Problem to work on:
Collect all lines from the listing that include the string "treatment".

Extracts from a graphics dataset:
<<<<

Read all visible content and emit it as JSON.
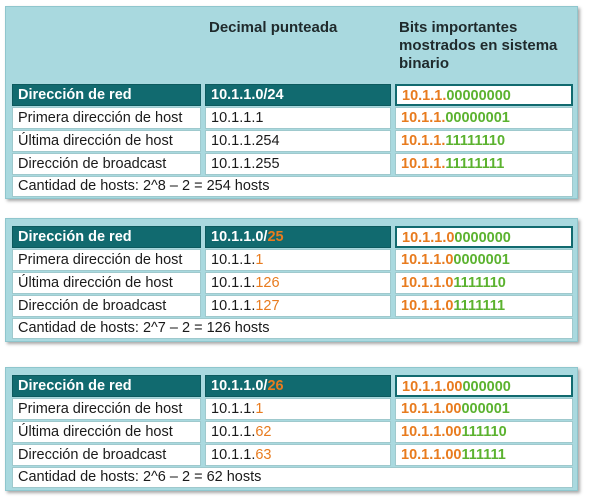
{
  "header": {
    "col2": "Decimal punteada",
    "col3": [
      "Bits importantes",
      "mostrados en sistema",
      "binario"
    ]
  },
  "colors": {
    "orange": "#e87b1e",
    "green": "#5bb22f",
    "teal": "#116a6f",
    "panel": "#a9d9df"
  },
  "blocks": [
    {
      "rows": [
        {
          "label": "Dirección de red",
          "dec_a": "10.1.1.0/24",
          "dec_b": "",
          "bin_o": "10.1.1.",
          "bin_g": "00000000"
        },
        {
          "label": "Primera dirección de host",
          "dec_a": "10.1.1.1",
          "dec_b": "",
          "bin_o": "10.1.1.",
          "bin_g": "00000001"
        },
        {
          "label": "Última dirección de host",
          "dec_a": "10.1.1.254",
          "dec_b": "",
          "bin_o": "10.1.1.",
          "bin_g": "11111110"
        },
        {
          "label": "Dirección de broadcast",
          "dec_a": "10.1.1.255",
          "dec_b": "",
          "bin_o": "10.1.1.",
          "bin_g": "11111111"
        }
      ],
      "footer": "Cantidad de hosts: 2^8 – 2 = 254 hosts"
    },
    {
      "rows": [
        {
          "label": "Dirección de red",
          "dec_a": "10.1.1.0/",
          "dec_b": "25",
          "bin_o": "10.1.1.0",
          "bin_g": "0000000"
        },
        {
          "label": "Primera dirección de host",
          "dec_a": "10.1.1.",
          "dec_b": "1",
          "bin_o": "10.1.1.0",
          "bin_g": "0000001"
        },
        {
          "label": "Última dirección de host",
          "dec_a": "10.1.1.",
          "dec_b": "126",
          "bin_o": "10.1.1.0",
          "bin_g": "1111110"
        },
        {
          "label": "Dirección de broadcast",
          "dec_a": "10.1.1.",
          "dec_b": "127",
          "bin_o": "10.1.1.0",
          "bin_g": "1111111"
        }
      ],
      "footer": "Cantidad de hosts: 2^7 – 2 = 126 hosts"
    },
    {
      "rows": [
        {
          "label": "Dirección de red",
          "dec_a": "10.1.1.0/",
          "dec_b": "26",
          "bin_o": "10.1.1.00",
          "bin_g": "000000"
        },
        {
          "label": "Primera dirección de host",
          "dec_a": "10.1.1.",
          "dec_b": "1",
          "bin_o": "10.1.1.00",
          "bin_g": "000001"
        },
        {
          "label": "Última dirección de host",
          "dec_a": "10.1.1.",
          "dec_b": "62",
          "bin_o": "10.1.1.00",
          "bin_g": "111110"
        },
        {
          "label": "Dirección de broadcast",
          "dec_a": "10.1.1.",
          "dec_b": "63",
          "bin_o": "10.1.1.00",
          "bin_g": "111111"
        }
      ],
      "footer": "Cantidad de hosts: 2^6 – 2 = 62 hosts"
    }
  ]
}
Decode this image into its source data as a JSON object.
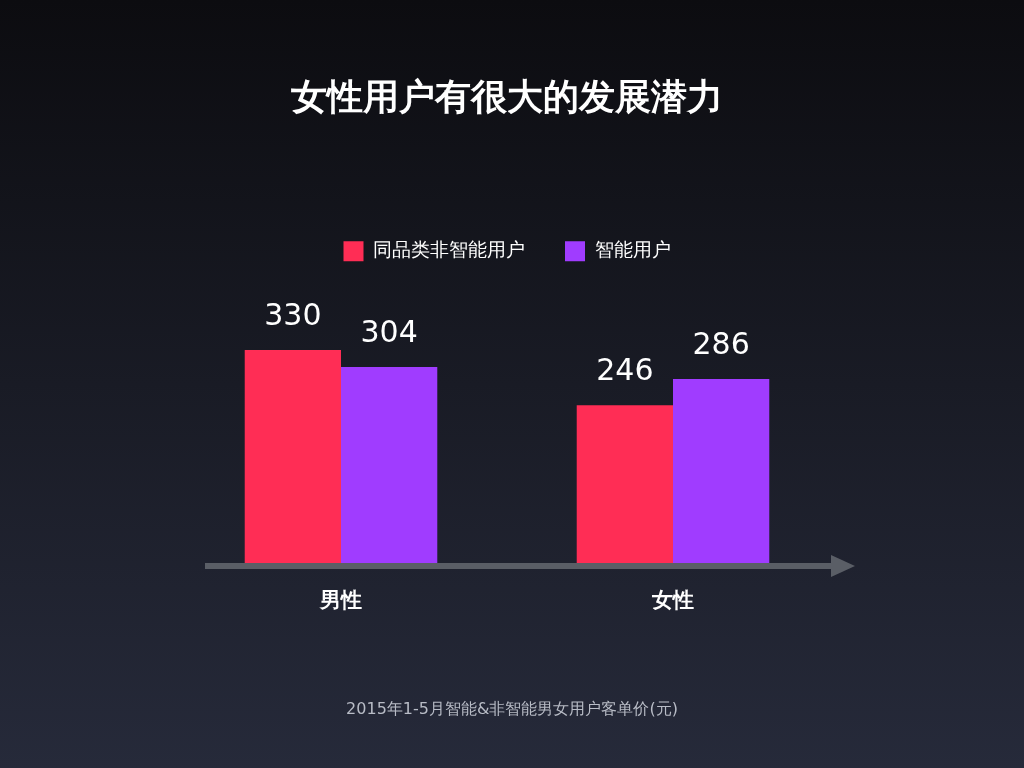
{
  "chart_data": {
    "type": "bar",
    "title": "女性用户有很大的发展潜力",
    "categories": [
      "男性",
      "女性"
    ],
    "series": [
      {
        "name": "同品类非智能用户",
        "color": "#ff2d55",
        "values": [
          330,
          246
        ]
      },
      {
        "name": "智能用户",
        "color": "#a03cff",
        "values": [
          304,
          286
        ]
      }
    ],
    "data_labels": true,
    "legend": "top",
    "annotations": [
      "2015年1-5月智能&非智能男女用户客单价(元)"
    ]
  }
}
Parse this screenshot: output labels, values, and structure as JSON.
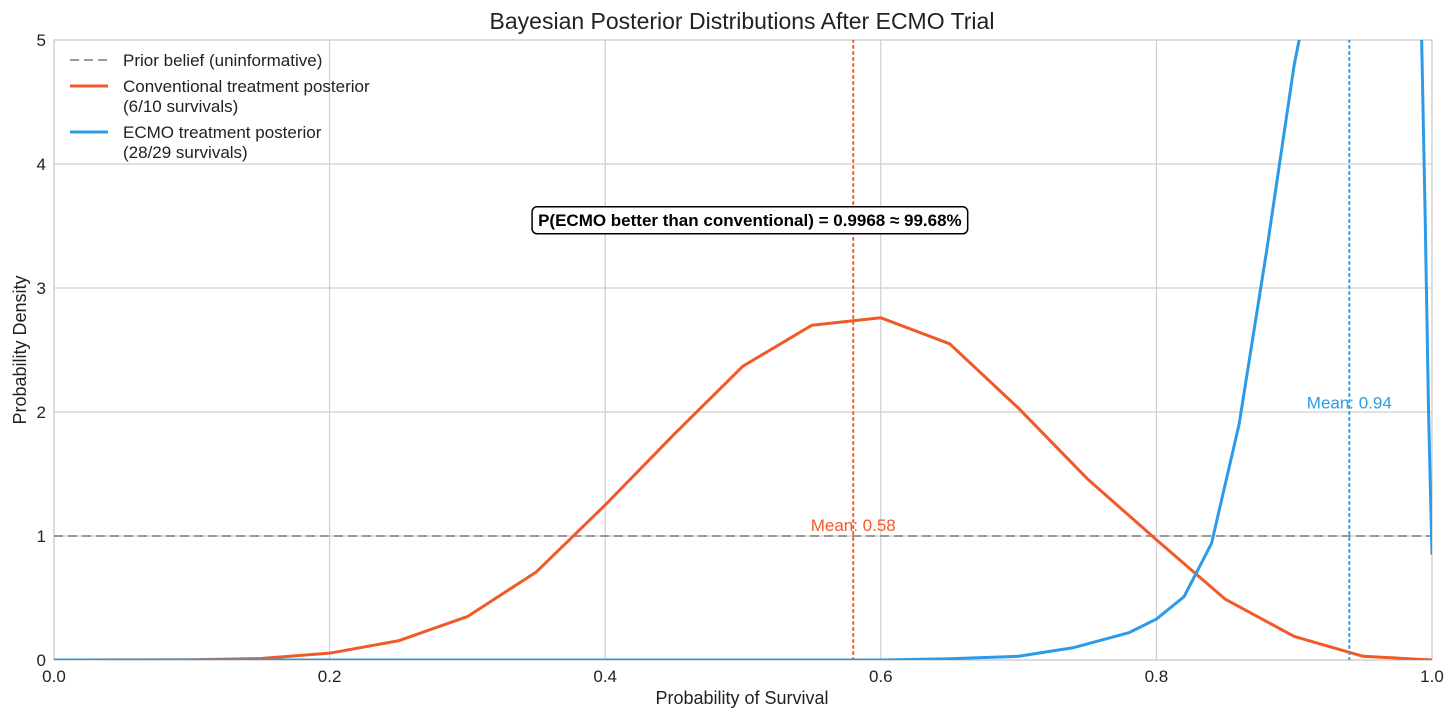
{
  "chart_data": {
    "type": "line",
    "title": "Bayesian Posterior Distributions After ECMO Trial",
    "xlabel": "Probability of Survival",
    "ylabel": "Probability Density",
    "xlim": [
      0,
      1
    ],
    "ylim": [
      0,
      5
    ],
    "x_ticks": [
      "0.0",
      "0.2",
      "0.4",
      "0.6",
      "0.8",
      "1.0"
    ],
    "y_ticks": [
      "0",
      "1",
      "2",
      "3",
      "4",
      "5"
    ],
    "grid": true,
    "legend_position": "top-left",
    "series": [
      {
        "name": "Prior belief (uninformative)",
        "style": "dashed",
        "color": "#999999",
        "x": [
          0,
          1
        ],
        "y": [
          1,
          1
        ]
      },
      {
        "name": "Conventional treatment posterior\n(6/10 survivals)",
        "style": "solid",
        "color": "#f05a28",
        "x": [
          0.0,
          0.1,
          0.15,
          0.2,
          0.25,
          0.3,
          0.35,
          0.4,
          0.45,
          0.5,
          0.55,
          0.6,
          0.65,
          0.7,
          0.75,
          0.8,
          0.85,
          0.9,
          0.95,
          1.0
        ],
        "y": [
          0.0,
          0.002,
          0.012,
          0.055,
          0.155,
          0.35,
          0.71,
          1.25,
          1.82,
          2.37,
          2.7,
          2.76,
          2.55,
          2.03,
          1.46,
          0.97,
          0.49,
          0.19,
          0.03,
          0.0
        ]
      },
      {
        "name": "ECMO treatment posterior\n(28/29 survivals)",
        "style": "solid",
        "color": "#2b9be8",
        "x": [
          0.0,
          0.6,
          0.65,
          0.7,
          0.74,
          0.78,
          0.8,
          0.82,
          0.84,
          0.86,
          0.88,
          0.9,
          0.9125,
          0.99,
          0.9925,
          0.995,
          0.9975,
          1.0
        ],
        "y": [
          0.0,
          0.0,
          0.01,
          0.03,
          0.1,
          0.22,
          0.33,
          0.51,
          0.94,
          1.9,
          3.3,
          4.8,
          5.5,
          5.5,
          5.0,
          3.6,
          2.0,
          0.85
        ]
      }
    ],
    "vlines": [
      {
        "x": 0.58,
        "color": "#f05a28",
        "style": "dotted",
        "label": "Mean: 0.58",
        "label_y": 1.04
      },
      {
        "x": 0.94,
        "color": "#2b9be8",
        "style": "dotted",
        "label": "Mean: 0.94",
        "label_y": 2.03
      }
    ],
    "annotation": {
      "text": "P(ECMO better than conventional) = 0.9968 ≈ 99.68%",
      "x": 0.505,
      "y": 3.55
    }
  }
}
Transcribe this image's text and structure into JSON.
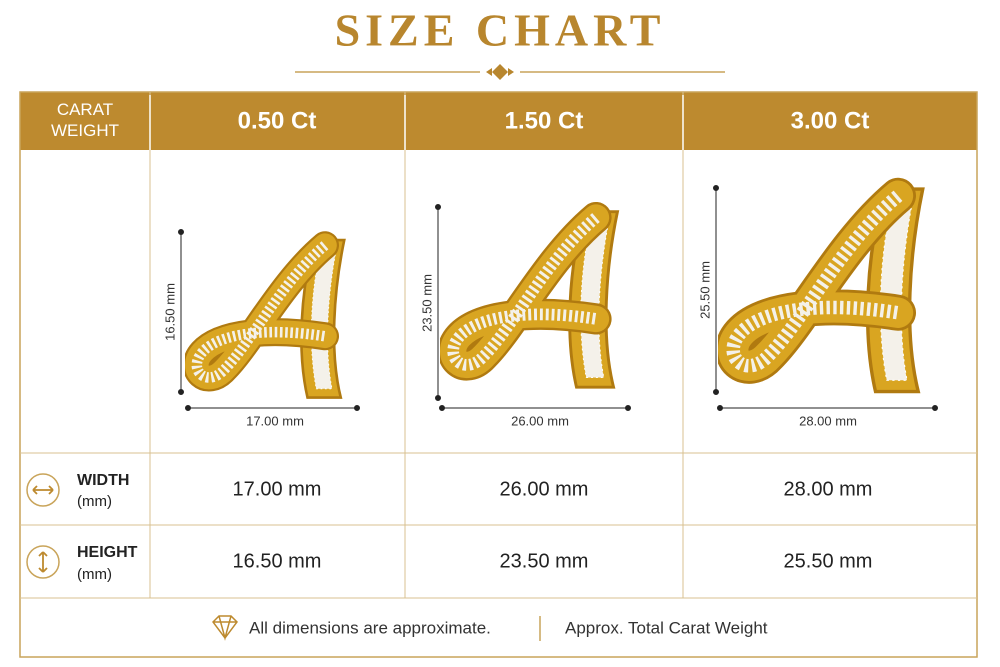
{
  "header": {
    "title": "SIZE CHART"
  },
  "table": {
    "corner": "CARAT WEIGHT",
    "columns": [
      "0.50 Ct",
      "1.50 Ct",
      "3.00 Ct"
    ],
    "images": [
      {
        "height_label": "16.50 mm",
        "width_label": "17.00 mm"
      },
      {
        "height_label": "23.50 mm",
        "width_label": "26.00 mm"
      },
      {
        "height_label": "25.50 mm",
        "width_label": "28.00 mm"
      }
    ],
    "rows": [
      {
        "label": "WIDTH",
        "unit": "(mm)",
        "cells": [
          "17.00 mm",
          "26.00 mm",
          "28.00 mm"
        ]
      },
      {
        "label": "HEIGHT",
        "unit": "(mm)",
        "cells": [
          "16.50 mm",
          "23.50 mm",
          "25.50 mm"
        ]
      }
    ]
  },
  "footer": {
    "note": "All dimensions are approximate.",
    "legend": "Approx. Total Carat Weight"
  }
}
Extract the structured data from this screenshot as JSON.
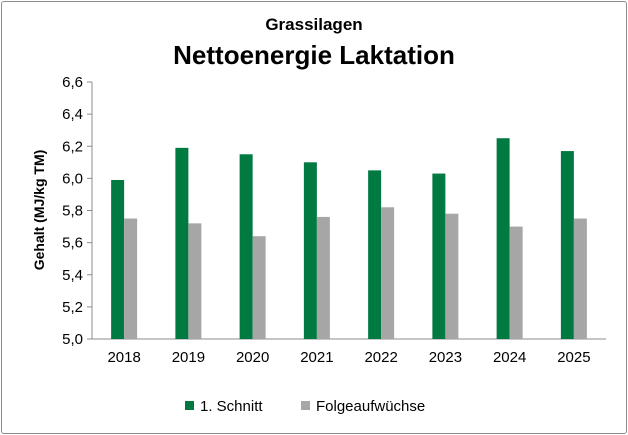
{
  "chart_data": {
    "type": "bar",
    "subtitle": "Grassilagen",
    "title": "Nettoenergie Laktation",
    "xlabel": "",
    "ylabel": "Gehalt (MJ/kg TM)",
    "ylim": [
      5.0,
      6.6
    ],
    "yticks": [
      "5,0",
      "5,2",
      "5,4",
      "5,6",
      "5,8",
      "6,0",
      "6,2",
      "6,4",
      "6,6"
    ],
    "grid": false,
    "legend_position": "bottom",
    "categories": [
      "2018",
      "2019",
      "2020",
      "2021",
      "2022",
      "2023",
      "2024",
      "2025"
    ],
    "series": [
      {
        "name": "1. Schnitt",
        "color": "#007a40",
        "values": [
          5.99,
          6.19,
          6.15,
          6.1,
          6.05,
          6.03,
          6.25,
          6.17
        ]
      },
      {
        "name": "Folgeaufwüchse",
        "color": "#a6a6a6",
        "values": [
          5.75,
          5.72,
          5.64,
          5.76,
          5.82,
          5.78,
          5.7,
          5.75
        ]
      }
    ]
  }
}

>>>>

The response:
        "name": "Conventional treatment posterior\n(6/10 survivals)",
        "name": "ECMO treatment posterior\n(28/29 survivals)",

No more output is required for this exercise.